▸ **Goal**: Each entry should be quoted word for word, including every mark of punctuation.
━━━ Material for the task
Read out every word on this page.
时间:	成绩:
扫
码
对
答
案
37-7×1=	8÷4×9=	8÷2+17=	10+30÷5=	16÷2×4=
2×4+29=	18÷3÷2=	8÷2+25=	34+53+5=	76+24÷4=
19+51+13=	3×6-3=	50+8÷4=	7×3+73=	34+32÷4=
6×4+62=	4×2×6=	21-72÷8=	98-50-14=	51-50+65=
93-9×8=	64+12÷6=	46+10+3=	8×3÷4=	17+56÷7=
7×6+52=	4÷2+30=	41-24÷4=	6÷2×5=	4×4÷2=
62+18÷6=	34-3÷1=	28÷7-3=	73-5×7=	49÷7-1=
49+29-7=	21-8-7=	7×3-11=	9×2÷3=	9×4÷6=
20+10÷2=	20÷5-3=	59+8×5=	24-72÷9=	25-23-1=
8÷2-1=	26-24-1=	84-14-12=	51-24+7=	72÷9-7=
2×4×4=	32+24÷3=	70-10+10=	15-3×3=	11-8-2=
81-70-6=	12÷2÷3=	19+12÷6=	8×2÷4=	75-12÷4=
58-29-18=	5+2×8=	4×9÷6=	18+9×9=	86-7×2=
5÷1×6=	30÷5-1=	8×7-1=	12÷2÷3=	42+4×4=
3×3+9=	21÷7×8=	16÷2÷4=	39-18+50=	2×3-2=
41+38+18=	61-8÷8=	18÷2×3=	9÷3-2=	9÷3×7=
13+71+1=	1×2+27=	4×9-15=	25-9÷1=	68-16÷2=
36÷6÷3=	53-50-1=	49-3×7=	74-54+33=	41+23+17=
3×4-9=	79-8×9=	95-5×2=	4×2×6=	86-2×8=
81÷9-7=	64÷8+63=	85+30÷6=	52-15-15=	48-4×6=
━━━━━━
▸ **Solution to the problem**:
Read out every word on this page.
时间:	成绩:
扫
码
对
答
案
37-7×1=	8÷4×9=	8÷2+17=	10+30÷5=	16÷2×4=
2×4+29=	18÷3÷2=	8÷2+25=	34+53+5=	76+24÷4=
19+51+13=	3×6-3=	50+8÷4=	7×3+73=	34+32÷4=
6×4+62=	4×2×6=	21-72÷8=	98-50-14=	51-50+65=
93-9×8=	64+12÷6=	46+10+3=	8×3÷4=	17+56÷7=
7×6+52=	4÷2+30=	41-24÷4=	6÷2×5=	4×4÷2=
62+18÷6=	34-3÷1=	28÷7-3=	73-5×7=	49÷7-1=
49+29-7=	21-8-7=	7×3-11=	9×2÷3=	9×4÷6=
20+10÷2=	20÷5-3=	59+8×5=	24-72÷9=	25-23-1=
8÷2-1=	26-24-1=	84-14-12=	51-24+7=	72÷9-7=
2×4×4=	32+24÷3=	70-10+10=	15-3×3=	11-8-2=
81-70-6=	12÷2÷3=	19+12÷6=	8×2÷4=	75-12÷4=
58-29-18=	5+2×8=	4×9÷6=	18+9×9=	86-7×2=
5÷1×6=	30÷5-1=	8×7-1=	12÷2÷3=	42+4×4=
3×3+9=	21÷7×8=	16÷2÷4=	39-18+50=	2×3-2=
41+38+18=	61-8÷8=	18÷2×3=	9÷3-2=	9÷3×7=
13+71+1=	1×2+27=	4×9-15=	25-9÷1=	68-16÷2=
36÷6÷3=	53-50-1=	49-3×7=	74-54+33=	41+23+17=
3×4-9=	79-8×9=	95-5×2=	4×2×6=	86-2×8=
81÷9-7=	64÷8+63=	85+30÷6=	52-15-15=	48-4×6=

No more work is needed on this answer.